Directions:
Find the word "name" in the material below and gather every line that contains it.
Available records start
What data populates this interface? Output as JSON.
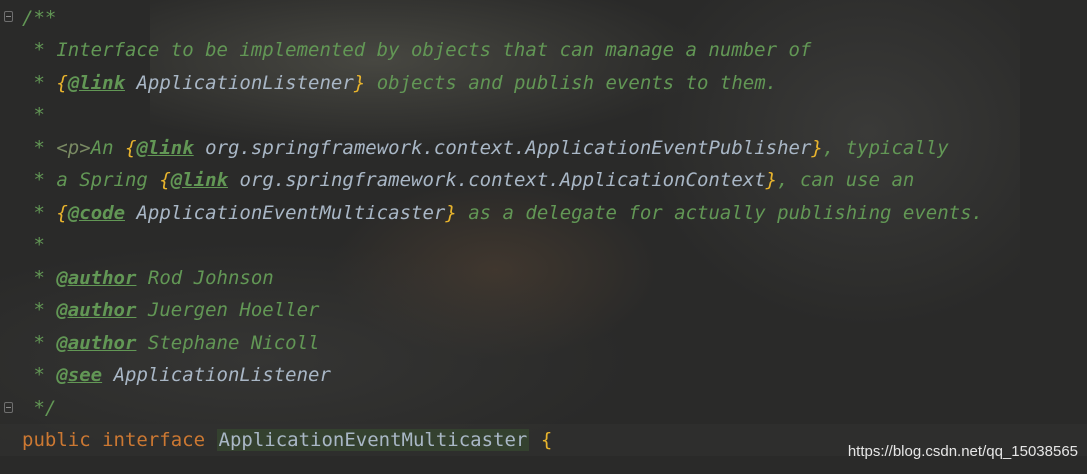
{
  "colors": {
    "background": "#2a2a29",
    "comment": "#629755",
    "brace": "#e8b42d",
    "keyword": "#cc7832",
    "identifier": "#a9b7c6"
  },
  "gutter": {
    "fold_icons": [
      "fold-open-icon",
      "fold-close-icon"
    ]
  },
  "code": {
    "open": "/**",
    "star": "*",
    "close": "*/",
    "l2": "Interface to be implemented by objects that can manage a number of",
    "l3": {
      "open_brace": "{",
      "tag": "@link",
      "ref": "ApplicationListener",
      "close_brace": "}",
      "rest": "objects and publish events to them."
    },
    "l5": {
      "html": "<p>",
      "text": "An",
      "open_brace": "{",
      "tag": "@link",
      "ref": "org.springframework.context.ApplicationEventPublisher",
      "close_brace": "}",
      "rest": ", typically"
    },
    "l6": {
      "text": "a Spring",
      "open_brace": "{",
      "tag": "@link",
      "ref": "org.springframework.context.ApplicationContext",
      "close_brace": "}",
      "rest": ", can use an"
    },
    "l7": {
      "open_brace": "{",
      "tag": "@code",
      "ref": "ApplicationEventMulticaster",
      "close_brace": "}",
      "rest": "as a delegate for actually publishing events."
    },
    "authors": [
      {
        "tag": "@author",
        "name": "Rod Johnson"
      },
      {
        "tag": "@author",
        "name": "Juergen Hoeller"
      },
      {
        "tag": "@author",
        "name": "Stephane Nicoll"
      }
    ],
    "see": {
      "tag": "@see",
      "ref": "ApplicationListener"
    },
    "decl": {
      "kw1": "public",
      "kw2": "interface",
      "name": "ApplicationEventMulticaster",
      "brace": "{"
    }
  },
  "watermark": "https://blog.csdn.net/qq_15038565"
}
Available records end
Available records start
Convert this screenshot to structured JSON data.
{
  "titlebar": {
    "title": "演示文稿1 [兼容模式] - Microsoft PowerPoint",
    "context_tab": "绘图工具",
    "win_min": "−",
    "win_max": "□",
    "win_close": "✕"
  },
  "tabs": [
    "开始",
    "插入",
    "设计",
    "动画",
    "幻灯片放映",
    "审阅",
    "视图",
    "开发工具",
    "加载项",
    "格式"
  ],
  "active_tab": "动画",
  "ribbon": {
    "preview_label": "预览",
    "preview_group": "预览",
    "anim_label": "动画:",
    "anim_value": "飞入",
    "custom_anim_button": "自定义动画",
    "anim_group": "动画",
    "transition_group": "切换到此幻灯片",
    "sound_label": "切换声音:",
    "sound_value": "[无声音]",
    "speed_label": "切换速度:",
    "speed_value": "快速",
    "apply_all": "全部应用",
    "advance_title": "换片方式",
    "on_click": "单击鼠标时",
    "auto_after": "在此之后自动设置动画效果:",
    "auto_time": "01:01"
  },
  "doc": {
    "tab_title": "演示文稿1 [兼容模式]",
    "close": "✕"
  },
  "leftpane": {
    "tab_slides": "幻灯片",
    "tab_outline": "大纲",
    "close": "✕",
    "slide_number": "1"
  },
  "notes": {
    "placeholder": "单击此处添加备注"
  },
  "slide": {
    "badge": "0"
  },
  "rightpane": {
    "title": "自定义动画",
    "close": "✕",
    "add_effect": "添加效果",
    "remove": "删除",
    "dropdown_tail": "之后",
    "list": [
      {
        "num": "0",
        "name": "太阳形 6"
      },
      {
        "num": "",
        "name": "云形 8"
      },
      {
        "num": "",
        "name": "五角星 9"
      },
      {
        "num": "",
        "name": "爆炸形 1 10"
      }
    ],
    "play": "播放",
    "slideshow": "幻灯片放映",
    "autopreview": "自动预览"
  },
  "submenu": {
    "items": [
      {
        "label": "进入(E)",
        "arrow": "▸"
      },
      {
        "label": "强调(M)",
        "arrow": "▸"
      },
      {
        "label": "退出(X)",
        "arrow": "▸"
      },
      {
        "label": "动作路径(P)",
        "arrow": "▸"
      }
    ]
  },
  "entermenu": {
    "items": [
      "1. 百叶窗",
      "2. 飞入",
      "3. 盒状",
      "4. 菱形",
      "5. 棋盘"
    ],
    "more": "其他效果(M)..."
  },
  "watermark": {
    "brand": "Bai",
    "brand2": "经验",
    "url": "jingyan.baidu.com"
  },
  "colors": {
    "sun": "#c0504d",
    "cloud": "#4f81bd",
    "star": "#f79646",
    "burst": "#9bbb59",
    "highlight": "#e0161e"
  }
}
Available records end
Task answer:
        "name": "Rod Johnson"
        "name": "Juergen Hoeller"
        "name": "Stephane Nicoll"
      "name": "ApplicationEventMulticaster",
        "name": "太阳形 6"
        "name": "云形 8"
        "name": "五角星 9"
        "name": "爆炸形 1 10"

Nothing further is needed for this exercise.